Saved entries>
#####
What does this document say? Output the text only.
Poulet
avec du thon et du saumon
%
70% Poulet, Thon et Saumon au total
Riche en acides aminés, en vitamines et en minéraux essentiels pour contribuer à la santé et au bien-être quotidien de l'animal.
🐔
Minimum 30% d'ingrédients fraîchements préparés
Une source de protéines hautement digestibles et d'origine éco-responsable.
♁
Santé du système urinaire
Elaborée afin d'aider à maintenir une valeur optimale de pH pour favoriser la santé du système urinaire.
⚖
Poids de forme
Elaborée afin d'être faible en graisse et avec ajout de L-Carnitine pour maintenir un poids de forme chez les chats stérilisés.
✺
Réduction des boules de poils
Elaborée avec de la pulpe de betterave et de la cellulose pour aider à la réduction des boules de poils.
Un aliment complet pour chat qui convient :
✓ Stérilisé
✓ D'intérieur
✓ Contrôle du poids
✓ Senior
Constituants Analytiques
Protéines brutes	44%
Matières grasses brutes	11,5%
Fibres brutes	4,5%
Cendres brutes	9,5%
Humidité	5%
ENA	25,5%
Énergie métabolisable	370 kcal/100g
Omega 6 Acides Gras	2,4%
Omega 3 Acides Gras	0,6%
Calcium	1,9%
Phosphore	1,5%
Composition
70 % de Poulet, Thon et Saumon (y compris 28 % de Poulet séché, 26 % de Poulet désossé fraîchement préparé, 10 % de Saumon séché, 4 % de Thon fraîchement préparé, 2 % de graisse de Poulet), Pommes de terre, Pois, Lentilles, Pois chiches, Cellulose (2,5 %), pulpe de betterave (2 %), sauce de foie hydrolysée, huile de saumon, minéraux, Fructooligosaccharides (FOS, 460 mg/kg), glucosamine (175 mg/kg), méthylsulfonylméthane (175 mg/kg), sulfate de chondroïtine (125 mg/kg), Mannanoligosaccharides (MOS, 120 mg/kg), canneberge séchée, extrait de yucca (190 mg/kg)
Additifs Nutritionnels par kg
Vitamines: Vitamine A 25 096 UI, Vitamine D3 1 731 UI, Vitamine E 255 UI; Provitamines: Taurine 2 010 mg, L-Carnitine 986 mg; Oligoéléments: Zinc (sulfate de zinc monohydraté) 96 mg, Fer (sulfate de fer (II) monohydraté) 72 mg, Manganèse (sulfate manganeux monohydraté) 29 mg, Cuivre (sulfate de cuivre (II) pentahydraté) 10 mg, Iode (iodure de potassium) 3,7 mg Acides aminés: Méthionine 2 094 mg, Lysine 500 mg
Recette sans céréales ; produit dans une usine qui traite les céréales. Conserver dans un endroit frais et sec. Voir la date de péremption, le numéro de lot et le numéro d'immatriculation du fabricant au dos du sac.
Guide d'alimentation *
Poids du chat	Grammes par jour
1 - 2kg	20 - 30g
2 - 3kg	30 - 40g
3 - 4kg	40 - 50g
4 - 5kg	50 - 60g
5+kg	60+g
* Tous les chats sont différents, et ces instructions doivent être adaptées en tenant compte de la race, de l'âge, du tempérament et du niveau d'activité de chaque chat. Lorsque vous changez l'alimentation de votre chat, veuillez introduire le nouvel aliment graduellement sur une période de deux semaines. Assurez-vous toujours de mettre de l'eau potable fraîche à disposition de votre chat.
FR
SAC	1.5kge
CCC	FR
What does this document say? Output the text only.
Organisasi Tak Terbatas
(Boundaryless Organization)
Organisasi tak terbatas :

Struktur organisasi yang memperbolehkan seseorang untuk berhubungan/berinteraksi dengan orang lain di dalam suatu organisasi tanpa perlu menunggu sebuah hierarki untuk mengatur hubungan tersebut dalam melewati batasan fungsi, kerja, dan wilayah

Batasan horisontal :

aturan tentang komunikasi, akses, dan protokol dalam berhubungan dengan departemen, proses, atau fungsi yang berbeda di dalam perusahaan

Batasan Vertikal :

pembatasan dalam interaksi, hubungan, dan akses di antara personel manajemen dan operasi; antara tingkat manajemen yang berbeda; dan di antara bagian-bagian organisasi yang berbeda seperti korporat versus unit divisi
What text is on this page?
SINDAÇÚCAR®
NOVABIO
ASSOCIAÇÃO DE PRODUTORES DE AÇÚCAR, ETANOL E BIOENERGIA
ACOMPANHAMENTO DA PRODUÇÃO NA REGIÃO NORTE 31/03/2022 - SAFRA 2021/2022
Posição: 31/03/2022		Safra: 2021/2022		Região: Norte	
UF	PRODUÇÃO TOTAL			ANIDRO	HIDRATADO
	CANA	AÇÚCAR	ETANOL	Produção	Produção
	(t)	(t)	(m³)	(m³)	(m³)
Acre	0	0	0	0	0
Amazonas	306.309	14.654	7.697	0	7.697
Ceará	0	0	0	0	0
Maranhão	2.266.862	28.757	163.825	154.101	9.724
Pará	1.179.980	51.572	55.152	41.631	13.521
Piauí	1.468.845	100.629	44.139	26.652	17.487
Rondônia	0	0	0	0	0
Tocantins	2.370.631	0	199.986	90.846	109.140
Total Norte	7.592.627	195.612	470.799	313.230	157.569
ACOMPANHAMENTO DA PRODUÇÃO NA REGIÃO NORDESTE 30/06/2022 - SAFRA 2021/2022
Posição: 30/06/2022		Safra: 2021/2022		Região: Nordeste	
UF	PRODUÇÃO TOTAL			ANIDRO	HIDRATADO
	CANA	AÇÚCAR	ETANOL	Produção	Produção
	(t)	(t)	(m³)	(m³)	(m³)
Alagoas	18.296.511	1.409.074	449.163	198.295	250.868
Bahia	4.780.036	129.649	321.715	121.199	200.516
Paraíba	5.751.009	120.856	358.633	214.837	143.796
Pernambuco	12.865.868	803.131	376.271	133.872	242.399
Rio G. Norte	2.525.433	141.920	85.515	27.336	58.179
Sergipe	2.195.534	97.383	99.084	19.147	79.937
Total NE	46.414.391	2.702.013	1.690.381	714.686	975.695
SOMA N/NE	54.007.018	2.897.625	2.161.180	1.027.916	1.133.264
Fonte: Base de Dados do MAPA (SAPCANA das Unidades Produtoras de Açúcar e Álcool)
#####
AIM> Find the lines above holding the word "akses" and show them.

ANSWER TO THIS EXERCISE>
aturan tentang komunikasi, akses, dan protokol dalam berhubungan dengan departemen, proses, atau fungsi yang berbeda di dalam perusahaan
pembatasan dalam interaksi, hubungan, dan akses di antara personel manajemen dan operasi; antara tingkat manajemen yang berbeda; dan di antara bagian-bagian organisasi yang berbeda seperti korporat versus unit divisi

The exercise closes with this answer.